* EXERCISE OBJECTIVE
In the data below, find each line containing the string "this" and return it.

[Data records]

───

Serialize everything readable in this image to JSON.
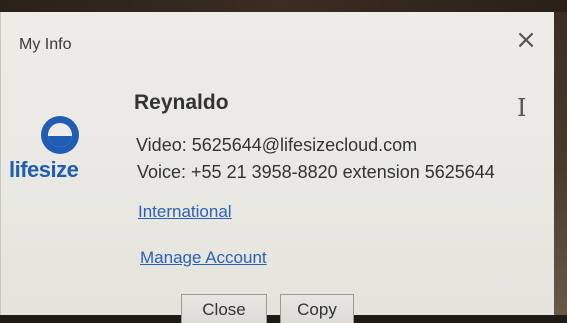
{
  "dialog": {
    "title": "My Info",
    "close_glyph": "×",
    "cursor_glyph": "I",
    "icons": [
      "close-icon",
      "text-cursor-icon",
      "lifesize-logo-icon"
    ]
  },
  "brand": {
    "name": "lifesize",
    "color": "#1f5db3"
  },
  "user": {
    "name": "Reynaldo",
    "video": "Video: 5625644@lifesizecloud.com",
    "voice": "Voice: +55 21 3958-8820 extension 5625644"
  },
  "links": {
    "international": "International",
    "manage_account": "Manage Account",
    "color": "#2a61b8"
  },
  "buttons": {
    "close": "Close",
    "copy": "Copy"
  }
}
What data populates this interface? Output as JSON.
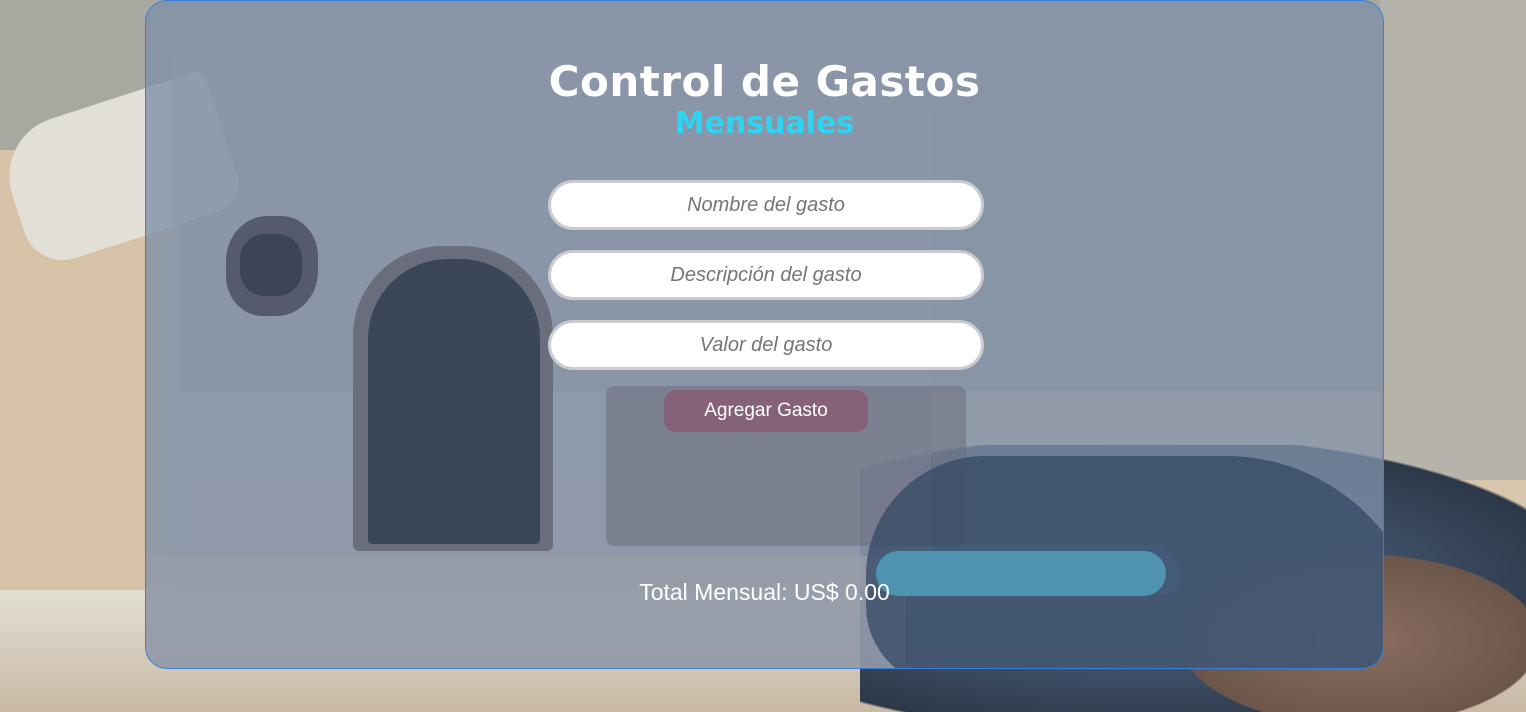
{
  "header": {
    "title": "Control de Gastos",
    "subtitle": "Mensuales"
  },
  "form": {
    "name_placeholder": "Nombre del gasto",
    "description_placeholder": "Descripción del gasto",
    "value_placeholder": "Valor del gasto",
    "name_value": "",
    "description_value": "",
    "value_value": "",
    "submit_label": "Agregar Gasto"
  },
  "summary": {
    "total_text": "Total Mensual: US$ 0.00"
  },
  "colors": {
    "panel_border": "#3d7fd6",
    "subtitle": "#2fd4f2",
    "button": "#85617a"
  }
}
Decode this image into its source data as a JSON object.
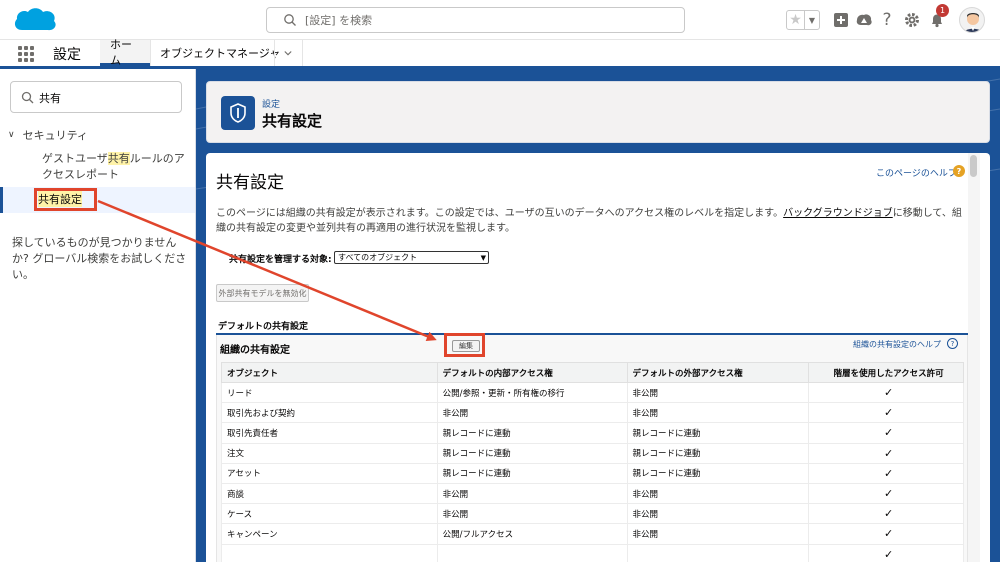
{
  "header": {
    "search_placeholder": "[設定] を検索",
    "notification_count": "1"
  },
  "app_nav": {
    "app_name": "設定",
    "tabs": [
      {
        "label": "ホーム"
      },
      {
        "label": "オブジェクトマネージャ"
      }
    ]
  },
  "sidebar": {
    "quick_find_value": "共有",
    "section": "セキュリティ",
    "item1_pre": "ゲストユーザ",
    "item1_hl": "共有",
    "item1_post": "ルールのアクセスレポート",
    "item2": "共有設定",
    "help_text": "探しているものが見つかりませんか? グローバル検索をお試しください。"
  },
  "page_header": {
    "breadcrumb": "設定",
    "title": "共有設定"
  },
  "content": {
    "title": "共有設定",
    "help_link": "このページのヘルプ",
    "desc_pre": "このページには組織の共有設定が表示されます。この設定では、ユーザの互いのデータへのアクセス権のレベルを指定します。",
    "desc_link": "バックグラウンドジョブ",
    "desc_post": "に移動して、組織の共有設定の変更や並列共有の再適用の進行状況を監視します。",
    "manage_label": "共有設定を管理する対象:",
    "manage_value": "すべてのオブジェクト",
    "disable_btn": "外部共有モデルを無効化",
    "default_label": "デフォルトの共有設定",
    "org_title": "組織の共有設定",
    "edit_btn": "編集",
    "org_help": "組織の共有設定のヘルプ"
  },
  "table": {
    "headers": [
      "オブジェクト",
      "デフォルトの内部アクセス権",
      "デフォルトの外部アクセス権",
      "階層を使用したアクセス許可"
    ],
    "rows": [
      [
        "リード",
        "公開/参照・更新・所有権の移行",
        "非公開",
        "✓"
      ],
      [
        "取引先および契約",
        "非公開",
        "非公開",
        "✓"
      ],
      [
        "取引先責任者",
        "親レコードに連動",
        "親レコードに連動",
        "✓"
      ],
      [
        "注文",
        "親レコードに連動",
        "親レコードに連動",
        "✓"
      ],
      [
        "アセット",
        "親レコードに連動",
        "親レコードに連動",
        "✓"
      ],
      [
        "商談",
        "非公開",
        "非公開",
        "✓"
      ],
      [
        "ケース",
        "非公開",
        "非公開",
        "✓"
      ],
      [
        "キャンペーン",
        "公開/フルアクセス",
        "非公開",
        "✓"
      ],
      [
        "",
        "",
        "",
        "✓"
      ]
    ]
  },
  "colors": {
    "brand_blue": "#1b5297",
    "callout_red": "#e0452c",
    "highlight_yellow": "#fff3a8"
  }
}
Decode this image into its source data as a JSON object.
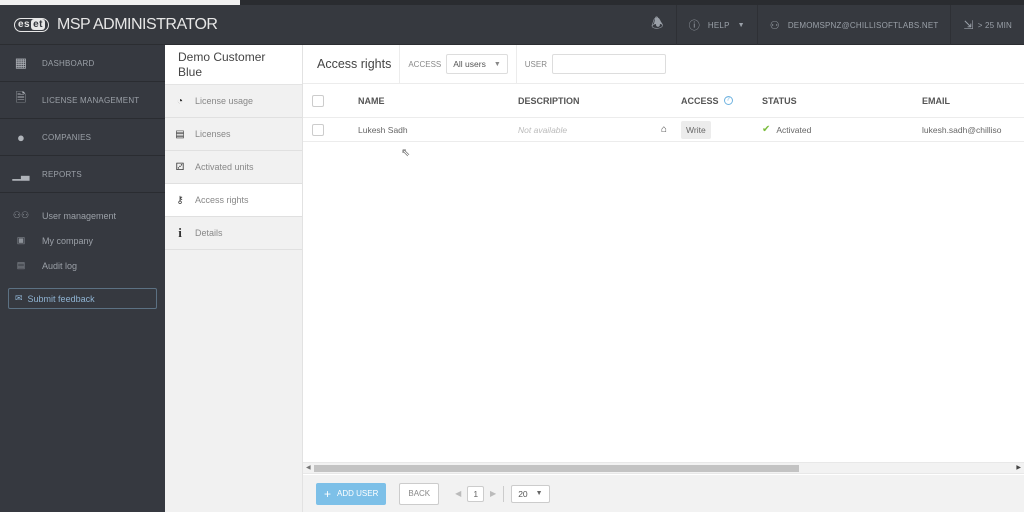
{
  "header": {
    "logo_badge_left": "es",
    "logo_badge_right": "et",
    "app_title": "MSP ADMINISTRATOR",
    "help_label": "HELP",
    "user_email": "DEMOMSPNZ@CHILLISOFTLABS.NET",
    "session_label": "> 25 MIN"
  },
  "sidebar": {
    "main_items": [
      {
        "label": "DASHBOARD",
        "icon": "grid-icon"
      },
      {
        "label": "LICENSE MANAGEMENT",
        "icon": "license-icon"
      },
      {
        "label": "COMPANIES",
        "icon": "globe-icon"
      },
      {
        "label": "REPORTS",
        "icon": "chart-icon"
      }
    ],
    "sub_items": [
      {
        "label": "User management",
        "icon": "users-icon"
      },
      {
        "label": "My company",
        "icon": "briefcase-icon"
      },
      {
        "label": "Audit log",
        "icon": "clipboard-icon"
      }
    ],
    "feedback_label": "Submit feedback"
  },
  "customer": {
    "name": "Demo Customer Blue",
    "items": [
      {
        "label": "License usage",
        "icon": "clock-icon",
        "active": false
      },
      {
        "label": "Licenses",
        "icon": "license-icon",
        "active": false
      },
      {
        "label": "Activated units",
        "icon": "network-icon",
        "active": false
      },
      {
        "label": "Access rights",
        "icon": "key-icon",
        "active": true
      },
      {
        "label": "Details",
        "icon": "info-icon",
        "active": false
      }
    ]
  },
  "toolbar": {
    "title": "Access rights",
    "access_label": "ACCESS",
    "access_value": "All users",
    "user_label": "USER",
    "user_value": ""
  },
  "table": {
    "columns": [
      "NAME",
      "DESCRIPTION",
      "ACCESS",
      "STATUS",
      "EMAIL"
    ],
    "rows": [
      {
        "name": "Lukesh Sadh",
        "description": "Not available",
        "access": "Write",
        "status": "Activated",
        "email": "lukesh.sadh@chilliso"
      }
    ]
  },
  "footer": {
    "add_user_label": "ADD USER",
    "back_label": "BACK",
    "page": "1",
    "per_page": "20"
  },
  "scrollbar": {
    "visible_fraction": 0.68,
    "position": 0
  }
}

───

* RESULT
Serialize everything readable in this image to JSON.
What data populates this interface? Output as JSON.
Decode this image into its source data as a JSON object.
Decode this image into its source data as a JSON object.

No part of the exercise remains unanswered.